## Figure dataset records
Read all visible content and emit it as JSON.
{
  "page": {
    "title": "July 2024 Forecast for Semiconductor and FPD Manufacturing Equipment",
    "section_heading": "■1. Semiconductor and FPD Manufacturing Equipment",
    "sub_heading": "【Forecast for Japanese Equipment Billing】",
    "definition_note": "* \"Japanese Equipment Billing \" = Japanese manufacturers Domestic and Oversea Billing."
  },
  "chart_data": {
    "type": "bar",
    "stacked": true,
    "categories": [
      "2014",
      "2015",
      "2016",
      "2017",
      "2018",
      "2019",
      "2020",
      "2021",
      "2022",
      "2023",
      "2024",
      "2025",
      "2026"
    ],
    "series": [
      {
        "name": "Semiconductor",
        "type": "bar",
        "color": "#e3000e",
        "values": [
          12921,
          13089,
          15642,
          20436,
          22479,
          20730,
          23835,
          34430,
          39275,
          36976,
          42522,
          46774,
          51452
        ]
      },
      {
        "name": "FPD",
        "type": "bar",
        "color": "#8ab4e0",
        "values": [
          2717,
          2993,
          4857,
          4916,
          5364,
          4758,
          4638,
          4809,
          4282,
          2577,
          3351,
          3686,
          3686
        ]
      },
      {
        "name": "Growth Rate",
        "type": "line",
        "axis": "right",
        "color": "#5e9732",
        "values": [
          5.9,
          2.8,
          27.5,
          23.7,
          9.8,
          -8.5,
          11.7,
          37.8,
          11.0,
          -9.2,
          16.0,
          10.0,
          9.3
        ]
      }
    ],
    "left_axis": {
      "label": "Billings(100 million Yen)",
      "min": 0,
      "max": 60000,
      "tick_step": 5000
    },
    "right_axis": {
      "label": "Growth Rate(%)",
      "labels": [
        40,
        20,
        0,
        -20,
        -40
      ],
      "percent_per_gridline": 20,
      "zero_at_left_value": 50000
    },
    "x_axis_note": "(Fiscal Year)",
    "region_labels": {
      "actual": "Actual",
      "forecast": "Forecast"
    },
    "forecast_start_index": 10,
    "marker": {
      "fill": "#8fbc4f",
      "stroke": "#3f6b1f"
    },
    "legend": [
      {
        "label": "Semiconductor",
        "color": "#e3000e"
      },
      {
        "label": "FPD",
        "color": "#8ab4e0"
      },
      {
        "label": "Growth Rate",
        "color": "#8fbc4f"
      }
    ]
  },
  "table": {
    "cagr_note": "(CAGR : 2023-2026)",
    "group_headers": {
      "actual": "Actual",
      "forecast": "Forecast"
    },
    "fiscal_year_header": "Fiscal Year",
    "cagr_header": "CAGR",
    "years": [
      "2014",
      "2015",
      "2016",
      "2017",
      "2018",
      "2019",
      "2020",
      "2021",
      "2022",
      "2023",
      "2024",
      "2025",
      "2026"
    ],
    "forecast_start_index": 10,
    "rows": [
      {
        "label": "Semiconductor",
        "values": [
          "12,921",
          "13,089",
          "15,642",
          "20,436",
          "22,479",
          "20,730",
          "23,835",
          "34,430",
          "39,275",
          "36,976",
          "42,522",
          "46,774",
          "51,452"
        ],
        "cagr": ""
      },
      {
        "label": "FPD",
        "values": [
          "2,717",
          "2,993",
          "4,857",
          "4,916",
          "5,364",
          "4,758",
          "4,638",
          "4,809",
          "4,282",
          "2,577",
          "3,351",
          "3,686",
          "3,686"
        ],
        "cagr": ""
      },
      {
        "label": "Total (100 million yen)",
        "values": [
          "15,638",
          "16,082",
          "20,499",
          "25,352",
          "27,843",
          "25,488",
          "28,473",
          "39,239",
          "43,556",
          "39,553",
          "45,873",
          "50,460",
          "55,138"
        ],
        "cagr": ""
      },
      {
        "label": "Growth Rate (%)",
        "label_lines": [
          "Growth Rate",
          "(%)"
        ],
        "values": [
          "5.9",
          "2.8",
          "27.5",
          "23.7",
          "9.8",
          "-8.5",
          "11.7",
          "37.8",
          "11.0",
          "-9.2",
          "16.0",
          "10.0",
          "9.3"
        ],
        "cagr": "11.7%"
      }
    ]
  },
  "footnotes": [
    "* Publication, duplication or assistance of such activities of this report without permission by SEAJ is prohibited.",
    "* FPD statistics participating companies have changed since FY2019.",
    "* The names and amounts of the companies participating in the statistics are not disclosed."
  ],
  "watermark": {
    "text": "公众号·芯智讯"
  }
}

## TASK GOAL
Report the number of lines in the listing that include the string "participating"; give nothing but the number.

## RESPONSE BELOW
2